▶ STATED EXERCISE: Extract the complete listing and output it unchanged.

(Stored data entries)

****************************************

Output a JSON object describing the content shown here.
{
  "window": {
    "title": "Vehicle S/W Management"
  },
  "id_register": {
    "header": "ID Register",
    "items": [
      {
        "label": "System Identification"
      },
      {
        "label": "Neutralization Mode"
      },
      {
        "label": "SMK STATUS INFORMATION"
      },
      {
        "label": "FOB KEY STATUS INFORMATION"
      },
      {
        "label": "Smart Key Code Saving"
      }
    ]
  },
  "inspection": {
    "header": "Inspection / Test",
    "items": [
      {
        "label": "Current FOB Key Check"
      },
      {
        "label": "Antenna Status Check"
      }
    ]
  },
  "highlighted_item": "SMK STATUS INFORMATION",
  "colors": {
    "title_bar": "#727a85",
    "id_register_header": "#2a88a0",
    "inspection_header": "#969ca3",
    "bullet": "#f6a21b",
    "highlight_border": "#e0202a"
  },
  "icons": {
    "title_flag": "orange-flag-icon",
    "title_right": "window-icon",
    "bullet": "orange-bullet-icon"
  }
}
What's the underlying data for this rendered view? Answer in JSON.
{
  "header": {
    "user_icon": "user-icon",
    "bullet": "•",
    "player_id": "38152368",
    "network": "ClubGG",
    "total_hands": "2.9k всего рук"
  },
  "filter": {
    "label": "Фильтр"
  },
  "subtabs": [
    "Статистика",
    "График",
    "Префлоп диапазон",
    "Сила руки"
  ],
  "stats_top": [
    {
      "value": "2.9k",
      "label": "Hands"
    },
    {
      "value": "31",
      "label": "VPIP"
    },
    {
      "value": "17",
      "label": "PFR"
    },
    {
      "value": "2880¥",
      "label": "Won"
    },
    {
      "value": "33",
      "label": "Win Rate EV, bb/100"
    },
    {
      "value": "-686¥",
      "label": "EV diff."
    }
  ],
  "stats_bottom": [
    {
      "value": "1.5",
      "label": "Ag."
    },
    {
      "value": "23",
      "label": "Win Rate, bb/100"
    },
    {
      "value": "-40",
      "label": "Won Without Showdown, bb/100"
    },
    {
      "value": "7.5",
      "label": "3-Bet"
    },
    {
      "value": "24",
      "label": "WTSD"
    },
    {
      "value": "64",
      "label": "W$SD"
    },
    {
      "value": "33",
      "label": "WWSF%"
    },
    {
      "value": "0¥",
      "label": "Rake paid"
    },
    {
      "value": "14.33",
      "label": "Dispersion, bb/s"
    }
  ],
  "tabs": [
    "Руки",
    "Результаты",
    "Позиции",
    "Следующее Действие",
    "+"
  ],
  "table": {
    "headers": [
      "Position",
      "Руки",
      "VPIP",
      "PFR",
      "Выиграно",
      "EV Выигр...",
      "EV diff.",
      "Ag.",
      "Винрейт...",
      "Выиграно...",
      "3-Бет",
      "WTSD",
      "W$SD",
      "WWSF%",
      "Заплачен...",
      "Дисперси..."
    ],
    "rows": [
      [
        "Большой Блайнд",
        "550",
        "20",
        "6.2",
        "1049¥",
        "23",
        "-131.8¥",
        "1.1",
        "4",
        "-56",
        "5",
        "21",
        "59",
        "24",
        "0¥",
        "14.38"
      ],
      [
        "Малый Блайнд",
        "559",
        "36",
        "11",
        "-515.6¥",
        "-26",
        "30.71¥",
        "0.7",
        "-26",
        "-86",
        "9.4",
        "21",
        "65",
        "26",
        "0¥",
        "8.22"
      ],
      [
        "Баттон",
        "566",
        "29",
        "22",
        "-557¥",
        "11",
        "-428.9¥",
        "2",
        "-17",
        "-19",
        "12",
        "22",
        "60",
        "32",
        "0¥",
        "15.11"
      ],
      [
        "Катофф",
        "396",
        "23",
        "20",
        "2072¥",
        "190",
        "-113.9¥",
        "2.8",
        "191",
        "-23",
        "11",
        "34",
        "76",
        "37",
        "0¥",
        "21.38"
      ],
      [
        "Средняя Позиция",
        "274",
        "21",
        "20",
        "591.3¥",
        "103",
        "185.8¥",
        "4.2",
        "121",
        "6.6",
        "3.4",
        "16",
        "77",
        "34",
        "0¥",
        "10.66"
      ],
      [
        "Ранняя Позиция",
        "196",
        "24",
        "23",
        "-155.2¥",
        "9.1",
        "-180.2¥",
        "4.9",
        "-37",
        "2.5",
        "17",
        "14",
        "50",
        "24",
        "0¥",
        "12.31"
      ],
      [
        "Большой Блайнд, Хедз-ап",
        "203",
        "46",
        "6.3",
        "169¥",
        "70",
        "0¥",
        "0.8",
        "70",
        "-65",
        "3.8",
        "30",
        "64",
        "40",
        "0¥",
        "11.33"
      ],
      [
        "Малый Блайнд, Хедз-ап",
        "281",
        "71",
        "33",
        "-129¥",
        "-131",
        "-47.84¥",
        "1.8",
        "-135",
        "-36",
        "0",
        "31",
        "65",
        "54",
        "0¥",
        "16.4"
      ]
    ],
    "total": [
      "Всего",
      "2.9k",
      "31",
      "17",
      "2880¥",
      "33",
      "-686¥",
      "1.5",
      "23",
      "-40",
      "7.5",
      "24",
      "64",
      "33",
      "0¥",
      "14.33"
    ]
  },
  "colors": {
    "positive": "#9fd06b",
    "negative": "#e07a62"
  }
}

****************************************

▶ REPLY:
Output a JSON object describing the content shown here.
{
  "window": {
    "title": "Vehicle S/W Management"
  },
  "id_register": {
    "header": "ID Register",
    "items": [
      {
        "label": "System Identification"
      },
      {
        "label": "Neutralization Mode"
      },
      {
        "label": "SMK STATUS INFORMATION"
      },
      {
        "label": "FOB KEY STATUS INFORMATION"
      },
      {
        "label": "Smart Key Code Saving"
      }
    ]
  },
  "inspection": {
    "header": "Inspection / Test",
    "items": [
      {
        "label": "Current FOB Key Check"
      },
      {
        "label": "Antenna Status Check"
      }
    ]
  },
  "highlighted_item": "SMK STATUS INFORMATION",
  "colors": {
    "title_bar": "#727a85",
    "id_register_header": "#2a88a0",
    "inspection_header": "#969ca3",
    "bullet": "#f6a21b",
    "highlight_border": "#e0202a"
  },
  "icons": {
    "title_flag": "orange-flag-icon",
    "title_right": "window-icon",
    "bullet": "orange-bullet-icon"
  }
}
What's the underlying data for this rendered view? Answer in JSON.
{
  "header": {
    "user_icon": "user-icon",
    "bullet": "•",
    "player_id": "38152368",
    "network": "ClubGG",
    "total_hands": "2.9k всего рук"
  },
  "filter": {
    "label": "Фильтр"
  },
  "subtabs": [
    "Статистика",
    "График",
    "Префлоп диапазон",
    "Сила руки"
  ],
  "stats_top": [
    {
      "value": "2.9k",
      "label": "Hands"
    },
    {
      "value": "31",
      "label": "VPIP"
    },
    {
      "value": "17",
      "label": "PFR"
    },
    {
      "value": "2880¥",
      "label": "Won"
    },
    {
      "value": "33",
      "label": "Win Rate EV, bb/100"
    },
    {
      "value": "-686¥",
      "label": "EV diff."
    }
  ],
  "stats_bottom": [
    {
      "value": "1.5",
      "label": "Ag."
    },
    {
      "value": "23",
      "label": "Win Rate, bb/100"
    },
    {
      "value": "-40",
      "label": "Won Without Showdown, bb/100"
    },
    {
      "value": "7.5",
      "label": "3-Bet"
    },
    {
      "value": "24",
      "label": "WTSD"
    },
    {
      "value": "64",
      "label": "W$SD"
    },
    {
      "value": "33",
      "label": "WWSF%"
    },
    {
      "value": "0¥",
      "label": "Rake paid"
    },
    {
      "value": "14.33",
      "label": "Dispersion, bb/s"
    }
  ],
  "tabs": [
    "Руки",
    "Результаты",
    "Позиции",
    "Следующее Действие",
    "+"
  ],
  "table": {
    "headers": [
      "Position",
      "Руки",
      "VPIP",
      "PFR",
      "Выиграно",
      "EV Выигр...",
      "EV diff.",
      "Ag.",
      "Винрейт...",
      "Выиграно...",
      "3-Бет",
      "WTSD",
      "W$SD",
      "WWSF%",
      "Заплачен...",
      "Дисперси..."
    ],
    "rows": [
      [
        "Большой Блайнд",
        "550",
        "20",
        "6.2",
        "1049¥",
        "23",
        "-131.8¥",
        "1.1",
        "4",
        "-56",
        "5",
        "21",
        "59",
        "24",
        "0¥",
        "14.38"
      ],
      [
        "Малый Блайнд",
        "559",
        "36",
        "11",
        "-515.6¥",
        "-26",
        "30.71¥",
        "0.7",
        "-26",
        "-86",
        "9.4",
        "21",
        "65",
        "26",
        "0¥",
        "8.22"
      ],
      [
        "Баттон",
        "566",
        "29",
        "22",
        "-557¥",
        "11",
        "-428.9¥",
        "2",
        "-17",
        "-19",
        "12",
        "22",
        "60",
        "32",
        "0¥",
        "15.11"
      ],
      [
        "Катофф",
        "396",
        "23",
        "20",
        "2072¥",
        "190",
        "-113.9¥",
        "2.8",
        "191",
        "-23",
        "11",
        "34",
        "76",
        "37",
        "0¥",
        "21.38"
      ],
      [
        "Средняя Позиция",
        "274",
        "21",
        "20",
        "591.3¥",
        "103",
        "185.8¥",
        "4.2",
        "121",
        "6.6",
        "3.4",
        "16",
        "77",
        "34",
        "0¥",
        "10.66"
      ],
      [
        "Ранняя Позиция",
        "196",
        "24",
        "23",
        "-155.2¥",
        "9.1",
        "-180.2¥",
        "4.9",
        "-37",
        "2.5",
        "17",
        "14",
        "50",
        "24",
        "0¥",
        "12.31"
      ],
      [
        "Большой Блайнд, Хедз-ап",
        "203",
        "46",
        "6.3",
        "169¥",
        "70",
        "0¥",
        "0.8",
        "70",
        "-65",
        "3.8",
        "30",
        "64",
        "40",
        "0¥",
        "11.33"
      ],
      [
        "Малый Блайнд, Хедз-ап",
        "281",
        "71",
        "33",
        "-129¥",
        "-131",
        "-47.84¥",
        "1.8",
        "-135",
        "-36",
        "0",
        "31",
        "65",
        "54",
        "0¥",
        "16.4"
      ]
    ],
    "total": [
      "Всего",
      "2.9k",
      "31",
      "17",
      "2880¥",
      "33",
      "-686¥",
      "1.5",
      "23",
      "-40",
      "7.5",
      "24",
      "64",
      "33",
      "0¥",
      "14.33"
    ]
  },
  "colors": {
    "positive": "#9fd06b",
    "negative": "#e07a62"
  }
}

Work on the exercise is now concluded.